RECORDS FOR THIS TASK –
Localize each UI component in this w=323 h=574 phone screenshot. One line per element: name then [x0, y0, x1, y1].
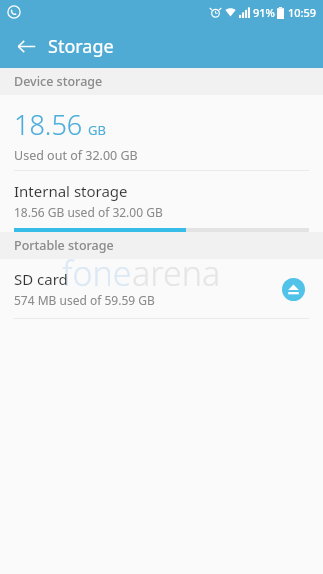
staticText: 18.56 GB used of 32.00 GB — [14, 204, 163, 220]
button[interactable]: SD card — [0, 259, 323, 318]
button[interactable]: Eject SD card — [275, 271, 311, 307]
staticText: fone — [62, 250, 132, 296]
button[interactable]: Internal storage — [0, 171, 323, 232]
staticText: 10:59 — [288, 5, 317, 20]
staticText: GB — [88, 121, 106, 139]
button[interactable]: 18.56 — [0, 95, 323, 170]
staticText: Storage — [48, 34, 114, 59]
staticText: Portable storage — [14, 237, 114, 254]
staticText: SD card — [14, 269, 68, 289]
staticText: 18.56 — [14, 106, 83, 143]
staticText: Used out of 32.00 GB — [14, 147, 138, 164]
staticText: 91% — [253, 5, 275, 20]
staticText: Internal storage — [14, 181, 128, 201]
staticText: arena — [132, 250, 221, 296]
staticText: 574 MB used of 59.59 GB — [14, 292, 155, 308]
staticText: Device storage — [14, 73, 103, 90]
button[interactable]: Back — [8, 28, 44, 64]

EXERCISE DIRECTIONS – Copy all of the lines above word for word, but leave out the picture.

RESULT FOR THIS EXERCISE –
Localize each UI component in this w=323 h=574 phone screenshot. One line per element: name then [x0, y0, x1, y1].
staticText: 18.56 GB used of 32.00 GB — [14, 204, 163, 220]
button[interactable]: SD card — [0, 259, 323, 318]
button[interactable]: Eject SD card — [275, 271, 311, 307]
staticText: fone — [62, 250, 132, 296]
button[interactable]: Internal storage — [0, 171, 323, 232]
staticText: 10:59 — [288, 5, 317, 20]
staticText: GB — [88, 121, 106, 139]
button[interactable]: 18.56 — [0, 95, 323, 170]
staticText: Storage — [48, 34, 114, 59]
staticText: Portable storage — [14, 237, 114, 254]
staticText: SD card — [14, 269, 68, 289]
staticText: 18.56 — [14, 106, 83, 143]
staticText: Used out of 32.00 GB — [14, 147, 138, 164]
staticText: 91% — [253, 5, 275, 20]
staticText: Internal storage — [14, 181, 128, 201]
staticText: arena — [132, 250, 221, 296]
staticText: 574 MB used of 59.59 GB — [14, 292, 155, 308]
staticText: Device storage — [14, 73, 103, 90]
button[interactable]: Back — [8, 28, 44, 64]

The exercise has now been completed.